[start of PROVIDED ENTRIES]

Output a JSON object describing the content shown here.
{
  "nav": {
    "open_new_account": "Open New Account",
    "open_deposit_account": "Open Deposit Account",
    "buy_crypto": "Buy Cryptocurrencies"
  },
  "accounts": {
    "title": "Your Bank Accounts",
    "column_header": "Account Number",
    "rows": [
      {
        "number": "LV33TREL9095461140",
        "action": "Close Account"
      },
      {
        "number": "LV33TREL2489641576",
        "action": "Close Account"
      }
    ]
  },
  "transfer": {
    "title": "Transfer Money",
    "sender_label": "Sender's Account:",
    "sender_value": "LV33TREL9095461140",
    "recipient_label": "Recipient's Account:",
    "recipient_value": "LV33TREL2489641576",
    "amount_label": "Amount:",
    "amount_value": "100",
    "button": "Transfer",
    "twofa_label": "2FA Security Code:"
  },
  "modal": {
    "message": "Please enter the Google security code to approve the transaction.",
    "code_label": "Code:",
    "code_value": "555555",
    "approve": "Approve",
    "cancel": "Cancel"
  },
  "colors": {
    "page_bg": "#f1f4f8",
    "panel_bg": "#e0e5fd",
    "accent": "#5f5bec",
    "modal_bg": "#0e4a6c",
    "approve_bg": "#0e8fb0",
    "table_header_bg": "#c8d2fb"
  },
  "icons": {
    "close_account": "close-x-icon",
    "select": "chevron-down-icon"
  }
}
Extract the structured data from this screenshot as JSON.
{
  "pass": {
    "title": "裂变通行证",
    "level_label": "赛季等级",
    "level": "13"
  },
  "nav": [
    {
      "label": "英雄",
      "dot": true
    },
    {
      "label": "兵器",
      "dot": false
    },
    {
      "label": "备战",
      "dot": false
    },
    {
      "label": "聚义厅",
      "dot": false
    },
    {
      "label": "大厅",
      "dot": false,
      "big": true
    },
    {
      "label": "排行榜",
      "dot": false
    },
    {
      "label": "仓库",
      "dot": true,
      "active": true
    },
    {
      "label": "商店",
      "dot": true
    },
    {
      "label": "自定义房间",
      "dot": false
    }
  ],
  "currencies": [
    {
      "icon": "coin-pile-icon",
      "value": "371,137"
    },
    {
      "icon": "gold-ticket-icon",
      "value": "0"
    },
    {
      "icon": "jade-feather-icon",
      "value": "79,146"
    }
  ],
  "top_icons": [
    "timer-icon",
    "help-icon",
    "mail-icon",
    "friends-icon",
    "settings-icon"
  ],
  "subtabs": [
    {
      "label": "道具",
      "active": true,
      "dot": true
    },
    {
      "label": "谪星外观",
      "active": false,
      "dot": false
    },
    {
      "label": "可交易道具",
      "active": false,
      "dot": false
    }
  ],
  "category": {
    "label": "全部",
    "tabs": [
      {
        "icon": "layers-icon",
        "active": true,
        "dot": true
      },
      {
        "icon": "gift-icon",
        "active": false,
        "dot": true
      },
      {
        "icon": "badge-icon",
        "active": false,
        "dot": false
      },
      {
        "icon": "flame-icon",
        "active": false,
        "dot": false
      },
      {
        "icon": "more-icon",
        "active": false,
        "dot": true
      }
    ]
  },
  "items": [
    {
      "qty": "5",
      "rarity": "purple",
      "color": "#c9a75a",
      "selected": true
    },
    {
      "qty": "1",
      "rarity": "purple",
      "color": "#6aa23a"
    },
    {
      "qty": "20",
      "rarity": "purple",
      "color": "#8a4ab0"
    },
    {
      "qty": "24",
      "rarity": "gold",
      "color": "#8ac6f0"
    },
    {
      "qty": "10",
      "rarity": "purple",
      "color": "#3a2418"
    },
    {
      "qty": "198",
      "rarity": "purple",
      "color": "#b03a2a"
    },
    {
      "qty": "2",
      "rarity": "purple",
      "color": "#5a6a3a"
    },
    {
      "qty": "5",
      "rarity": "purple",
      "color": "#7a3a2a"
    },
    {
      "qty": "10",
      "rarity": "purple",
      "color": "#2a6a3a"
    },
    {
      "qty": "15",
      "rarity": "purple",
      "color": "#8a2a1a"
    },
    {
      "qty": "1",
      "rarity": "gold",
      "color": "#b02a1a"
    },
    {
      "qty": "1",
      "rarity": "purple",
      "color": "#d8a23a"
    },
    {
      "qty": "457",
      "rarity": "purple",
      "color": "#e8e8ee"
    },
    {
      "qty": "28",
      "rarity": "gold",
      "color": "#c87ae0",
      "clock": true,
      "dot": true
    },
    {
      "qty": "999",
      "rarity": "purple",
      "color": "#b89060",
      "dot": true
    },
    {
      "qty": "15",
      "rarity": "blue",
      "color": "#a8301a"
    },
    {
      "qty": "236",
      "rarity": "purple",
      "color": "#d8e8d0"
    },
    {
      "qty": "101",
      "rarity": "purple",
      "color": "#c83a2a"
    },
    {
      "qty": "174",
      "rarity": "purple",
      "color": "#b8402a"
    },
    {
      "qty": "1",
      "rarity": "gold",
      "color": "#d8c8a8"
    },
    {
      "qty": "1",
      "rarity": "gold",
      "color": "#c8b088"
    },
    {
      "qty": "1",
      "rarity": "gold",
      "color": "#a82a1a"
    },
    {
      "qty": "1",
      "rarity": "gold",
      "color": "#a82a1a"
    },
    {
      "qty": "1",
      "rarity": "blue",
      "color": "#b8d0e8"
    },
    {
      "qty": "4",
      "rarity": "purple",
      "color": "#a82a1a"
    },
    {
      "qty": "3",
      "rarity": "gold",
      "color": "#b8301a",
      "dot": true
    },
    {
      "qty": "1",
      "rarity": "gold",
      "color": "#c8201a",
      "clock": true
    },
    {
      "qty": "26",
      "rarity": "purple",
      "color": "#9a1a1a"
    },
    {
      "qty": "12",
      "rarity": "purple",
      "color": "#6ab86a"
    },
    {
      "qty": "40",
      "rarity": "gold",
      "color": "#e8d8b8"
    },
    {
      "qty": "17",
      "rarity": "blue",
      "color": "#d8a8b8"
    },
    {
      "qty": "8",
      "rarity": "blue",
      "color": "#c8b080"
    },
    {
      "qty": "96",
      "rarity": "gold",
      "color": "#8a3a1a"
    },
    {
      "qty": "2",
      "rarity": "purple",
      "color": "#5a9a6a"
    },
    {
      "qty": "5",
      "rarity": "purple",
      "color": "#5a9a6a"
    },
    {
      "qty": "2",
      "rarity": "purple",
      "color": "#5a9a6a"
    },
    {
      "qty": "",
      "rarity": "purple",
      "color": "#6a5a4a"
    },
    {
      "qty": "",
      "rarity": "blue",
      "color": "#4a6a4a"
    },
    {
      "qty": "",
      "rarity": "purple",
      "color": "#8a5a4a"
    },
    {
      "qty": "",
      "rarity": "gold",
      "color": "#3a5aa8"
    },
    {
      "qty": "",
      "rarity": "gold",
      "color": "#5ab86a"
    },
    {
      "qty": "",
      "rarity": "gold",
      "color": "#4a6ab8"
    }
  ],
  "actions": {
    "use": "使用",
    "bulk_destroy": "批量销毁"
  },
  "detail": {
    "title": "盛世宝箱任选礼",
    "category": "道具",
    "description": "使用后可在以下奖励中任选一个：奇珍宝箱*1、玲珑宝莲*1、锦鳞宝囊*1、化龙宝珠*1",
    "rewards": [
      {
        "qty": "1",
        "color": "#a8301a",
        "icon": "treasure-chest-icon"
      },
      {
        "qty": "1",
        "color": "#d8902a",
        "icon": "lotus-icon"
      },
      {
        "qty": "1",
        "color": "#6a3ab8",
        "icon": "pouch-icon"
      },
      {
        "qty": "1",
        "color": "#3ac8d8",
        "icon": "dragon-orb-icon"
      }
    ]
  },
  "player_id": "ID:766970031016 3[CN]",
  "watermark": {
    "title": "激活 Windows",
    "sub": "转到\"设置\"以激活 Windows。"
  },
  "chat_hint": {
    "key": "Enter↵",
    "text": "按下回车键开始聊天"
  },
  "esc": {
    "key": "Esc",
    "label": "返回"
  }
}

[end of PROVIDED ENTRIES]

▸ DIRECTIVE: Filter the listing above for the string "Windows" and copy every matching line.

▸ WRITTEN SOLUTION:
    "title": "激活 Windows",
    "sub": "转到\"设置\"以激活 Windows。"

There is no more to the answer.